Stated goal =
Pick out each line containing the string "Forecast" and copy it.

Supplied information =
>>>
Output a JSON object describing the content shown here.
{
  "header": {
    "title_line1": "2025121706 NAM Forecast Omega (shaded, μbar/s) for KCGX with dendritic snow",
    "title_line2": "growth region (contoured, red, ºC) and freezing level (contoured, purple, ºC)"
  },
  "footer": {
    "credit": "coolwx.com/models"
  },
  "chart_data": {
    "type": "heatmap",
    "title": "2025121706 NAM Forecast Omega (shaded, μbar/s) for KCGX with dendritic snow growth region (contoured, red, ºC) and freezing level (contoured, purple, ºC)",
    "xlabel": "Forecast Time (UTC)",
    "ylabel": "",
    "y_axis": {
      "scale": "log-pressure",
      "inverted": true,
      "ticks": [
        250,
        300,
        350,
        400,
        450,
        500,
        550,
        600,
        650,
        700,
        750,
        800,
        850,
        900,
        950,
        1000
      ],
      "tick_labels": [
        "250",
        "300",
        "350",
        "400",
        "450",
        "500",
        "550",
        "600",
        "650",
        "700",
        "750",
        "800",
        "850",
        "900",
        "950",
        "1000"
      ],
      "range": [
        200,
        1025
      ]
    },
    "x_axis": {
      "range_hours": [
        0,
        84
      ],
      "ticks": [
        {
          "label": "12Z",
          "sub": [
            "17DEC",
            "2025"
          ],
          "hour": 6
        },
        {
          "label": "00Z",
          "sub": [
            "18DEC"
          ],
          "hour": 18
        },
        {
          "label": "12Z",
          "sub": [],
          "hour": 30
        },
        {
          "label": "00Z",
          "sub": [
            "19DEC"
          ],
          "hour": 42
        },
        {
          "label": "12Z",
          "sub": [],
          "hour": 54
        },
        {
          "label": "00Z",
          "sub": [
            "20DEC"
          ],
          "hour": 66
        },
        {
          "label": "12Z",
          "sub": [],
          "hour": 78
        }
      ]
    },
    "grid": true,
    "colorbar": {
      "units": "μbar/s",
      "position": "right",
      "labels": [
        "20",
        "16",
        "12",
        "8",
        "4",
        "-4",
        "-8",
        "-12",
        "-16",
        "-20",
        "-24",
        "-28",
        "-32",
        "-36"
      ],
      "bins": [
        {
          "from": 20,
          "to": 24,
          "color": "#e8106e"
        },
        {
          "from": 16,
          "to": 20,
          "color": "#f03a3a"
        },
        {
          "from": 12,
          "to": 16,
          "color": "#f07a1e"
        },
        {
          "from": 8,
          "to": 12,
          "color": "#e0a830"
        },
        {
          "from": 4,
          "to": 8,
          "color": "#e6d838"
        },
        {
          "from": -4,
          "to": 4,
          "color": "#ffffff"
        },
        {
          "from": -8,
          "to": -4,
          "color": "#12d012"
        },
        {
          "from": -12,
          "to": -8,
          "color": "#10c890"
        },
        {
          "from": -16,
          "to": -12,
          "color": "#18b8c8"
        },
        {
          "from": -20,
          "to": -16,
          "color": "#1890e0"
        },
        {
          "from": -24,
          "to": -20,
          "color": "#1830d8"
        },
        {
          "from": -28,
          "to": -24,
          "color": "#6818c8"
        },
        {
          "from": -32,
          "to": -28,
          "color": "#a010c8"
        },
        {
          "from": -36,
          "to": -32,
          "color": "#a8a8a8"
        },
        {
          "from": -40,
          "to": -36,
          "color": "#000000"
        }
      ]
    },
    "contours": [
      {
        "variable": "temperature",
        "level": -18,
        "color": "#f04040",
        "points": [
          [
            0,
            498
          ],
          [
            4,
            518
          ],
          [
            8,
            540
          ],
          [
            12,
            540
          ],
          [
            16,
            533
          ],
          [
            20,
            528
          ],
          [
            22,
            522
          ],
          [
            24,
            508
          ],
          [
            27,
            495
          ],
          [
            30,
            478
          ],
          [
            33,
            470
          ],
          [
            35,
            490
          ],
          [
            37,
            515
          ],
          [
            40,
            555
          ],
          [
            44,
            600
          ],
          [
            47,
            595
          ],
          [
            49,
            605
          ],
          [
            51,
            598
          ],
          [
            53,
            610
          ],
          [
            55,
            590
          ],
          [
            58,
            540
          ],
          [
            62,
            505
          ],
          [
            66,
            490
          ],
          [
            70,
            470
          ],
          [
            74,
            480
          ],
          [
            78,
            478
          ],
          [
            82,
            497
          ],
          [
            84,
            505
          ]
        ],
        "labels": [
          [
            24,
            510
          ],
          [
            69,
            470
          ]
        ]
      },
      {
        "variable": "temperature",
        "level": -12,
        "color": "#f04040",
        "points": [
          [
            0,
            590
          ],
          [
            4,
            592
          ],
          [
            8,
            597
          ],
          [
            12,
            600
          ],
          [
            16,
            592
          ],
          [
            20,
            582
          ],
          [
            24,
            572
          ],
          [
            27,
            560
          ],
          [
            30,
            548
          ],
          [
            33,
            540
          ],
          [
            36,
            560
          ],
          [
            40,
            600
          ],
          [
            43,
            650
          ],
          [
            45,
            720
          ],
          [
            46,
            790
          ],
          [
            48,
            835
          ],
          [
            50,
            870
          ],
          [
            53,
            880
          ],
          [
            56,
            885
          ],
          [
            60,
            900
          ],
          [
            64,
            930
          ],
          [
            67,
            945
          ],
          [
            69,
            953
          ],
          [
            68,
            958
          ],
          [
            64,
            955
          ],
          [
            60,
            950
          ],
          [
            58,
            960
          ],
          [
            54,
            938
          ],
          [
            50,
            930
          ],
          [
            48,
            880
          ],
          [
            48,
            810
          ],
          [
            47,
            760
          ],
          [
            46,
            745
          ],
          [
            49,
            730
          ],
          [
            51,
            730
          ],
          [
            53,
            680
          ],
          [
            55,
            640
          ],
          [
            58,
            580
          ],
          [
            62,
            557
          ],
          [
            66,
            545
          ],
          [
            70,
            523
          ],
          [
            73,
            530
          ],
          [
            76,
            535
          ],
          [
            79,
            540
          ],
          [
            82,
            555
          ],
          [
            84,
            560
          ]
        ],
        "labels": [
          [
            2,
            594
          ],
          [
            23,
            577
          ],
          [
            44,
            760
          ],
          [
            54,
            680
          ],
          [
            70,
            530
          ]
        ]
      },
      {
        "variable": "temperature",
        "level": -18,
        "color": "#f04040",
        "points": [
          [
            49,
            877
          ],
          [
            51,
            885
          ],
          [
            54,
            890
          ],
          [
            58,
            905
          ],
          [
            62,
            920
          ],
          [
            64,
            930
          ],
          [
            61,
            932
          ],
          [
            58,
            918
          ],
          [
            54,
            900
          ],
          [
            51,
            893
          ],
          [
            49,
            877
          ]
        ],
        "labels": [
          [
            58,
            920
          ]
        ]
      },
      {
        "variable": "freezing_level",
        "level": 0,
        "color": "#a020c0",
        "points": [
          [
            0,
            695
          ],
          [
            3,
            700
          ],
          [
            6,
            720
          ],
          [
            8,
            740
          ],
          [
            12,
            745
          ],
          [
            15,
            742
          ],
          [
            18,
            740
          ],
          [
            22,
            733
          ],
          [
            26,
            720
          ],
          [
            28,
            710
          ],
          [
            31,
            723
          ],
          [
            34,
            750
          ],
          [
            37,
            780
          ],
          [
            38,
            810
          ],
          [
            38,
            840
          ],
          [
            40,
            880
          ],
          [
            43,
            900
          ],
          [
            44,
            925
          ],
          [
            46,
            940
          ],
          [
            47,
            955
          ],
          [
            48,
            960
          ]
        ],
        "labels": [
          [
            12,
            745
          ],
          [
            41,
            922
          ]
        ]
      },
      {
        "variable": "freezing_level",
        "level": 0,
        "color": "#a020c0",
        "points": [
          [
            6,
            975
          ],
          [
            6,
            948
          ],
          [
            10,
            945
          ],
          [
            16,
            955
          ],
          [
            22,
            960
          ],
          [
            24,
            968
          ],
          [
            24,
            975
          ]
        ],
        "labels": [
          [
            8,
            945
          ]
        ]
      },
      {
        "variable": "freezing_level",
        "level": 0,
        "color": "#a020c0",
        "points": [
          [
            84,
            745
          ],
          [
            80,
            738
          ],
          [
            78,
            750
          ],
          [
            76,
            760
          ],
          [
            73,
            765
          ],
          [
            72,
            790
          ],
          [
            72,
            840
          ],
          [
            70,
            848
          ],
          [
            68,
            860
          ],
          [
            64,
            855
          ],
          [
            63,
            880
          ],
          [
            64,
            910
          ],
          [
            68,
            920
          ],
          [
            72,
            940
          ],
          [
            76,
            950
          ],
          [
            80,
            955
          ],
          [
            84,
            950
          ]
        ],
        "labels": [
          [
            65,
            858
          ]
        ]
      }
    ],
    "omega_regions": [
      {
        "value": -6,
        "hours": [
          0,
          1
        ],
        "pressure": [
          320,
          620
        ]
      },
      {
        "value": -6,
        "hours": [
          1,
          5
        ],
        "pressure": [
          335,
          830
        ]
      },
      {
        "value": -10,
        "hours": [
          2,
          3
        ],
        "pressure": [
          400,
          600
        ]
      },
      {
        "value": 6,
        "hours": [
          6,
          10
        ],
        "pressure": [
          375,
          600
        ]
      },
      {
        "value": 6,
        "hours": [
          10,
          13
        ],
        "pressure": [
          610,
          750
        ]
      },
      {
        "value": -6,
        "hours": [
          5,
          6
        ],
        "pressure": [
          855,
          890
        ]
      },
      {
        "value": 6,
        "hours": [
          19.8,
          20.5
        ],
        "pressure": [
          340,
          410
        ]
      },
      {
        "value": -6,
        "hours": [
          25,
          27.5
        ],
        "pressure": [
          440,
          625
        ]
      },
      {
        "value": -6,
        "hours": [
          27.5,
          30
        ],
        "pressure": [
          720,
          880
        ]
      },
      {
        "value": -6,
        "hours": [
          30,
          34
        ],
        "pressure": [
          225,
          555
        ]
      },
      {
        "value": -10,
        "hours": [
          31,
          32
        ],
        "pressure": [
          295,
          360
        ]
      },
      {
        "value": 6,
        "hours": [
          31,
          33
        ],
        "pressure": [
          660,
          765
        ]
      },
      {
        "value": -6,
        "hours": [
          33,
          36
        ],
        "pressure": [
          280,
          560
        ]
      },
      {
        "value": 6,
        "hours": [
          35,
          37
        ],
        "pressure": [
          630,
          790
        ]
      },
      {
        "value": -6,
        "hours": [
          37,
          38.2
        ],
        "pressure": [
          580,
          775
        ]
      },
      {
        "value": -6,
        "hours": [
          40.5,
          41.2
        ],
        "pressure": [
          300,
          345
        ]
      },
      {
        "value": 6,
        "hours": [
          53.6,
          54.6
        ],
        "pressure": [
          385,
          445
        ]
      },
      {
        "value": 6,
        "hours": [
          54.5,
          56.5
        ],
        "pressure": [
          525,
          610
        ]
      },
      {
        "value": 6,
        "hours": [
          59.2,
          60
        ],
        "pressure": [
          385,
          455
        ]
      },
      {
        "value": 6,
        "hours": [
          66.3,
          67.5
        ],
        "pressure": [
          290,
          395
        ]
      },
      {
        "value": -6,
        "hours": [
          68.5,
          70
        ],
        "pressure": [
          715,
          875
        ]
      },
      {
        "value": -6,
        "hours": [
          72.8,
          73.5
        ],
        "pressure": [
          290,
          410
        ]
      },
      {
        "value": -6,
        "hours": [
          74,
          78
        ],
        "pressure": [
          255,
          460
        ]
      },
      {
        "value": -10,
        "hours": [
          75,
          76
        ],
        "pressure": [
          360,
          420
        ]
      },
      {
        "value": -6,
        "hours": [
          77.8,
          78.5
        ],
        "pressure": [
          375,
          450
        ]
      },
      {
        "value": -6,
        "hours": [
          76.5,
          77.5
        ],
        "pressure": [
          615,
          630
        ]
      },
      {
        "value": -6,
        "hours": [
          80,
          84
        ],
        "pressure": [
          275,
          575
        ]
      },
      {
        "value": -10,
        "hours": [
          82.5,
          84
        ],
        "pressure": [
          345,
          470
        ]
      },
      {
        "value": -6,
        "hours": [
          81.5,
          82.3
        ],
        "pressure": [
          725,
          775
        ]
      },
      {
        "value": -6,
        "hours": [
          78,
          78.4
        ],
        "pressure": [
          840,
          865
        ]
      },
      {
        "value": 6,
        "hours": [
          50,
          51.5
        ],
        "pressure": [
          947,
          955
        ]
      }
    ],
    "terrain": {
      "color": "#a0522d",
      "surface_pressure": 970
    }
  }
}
<<<
Completed exercise =
    "title_line1": "2025121706 NAM Forecast Omega (shaded, μbar/s) for KCGX with dendritic snow",
    "title": "2025121706 NAM Forecast Omega (shaded, μbar/s) for KCGX with dendritic snow growth region (contoured, red, ºC) and freezing level (contoured, purple, ºC)",
    "xlabel": "Forecast Time (UTC)",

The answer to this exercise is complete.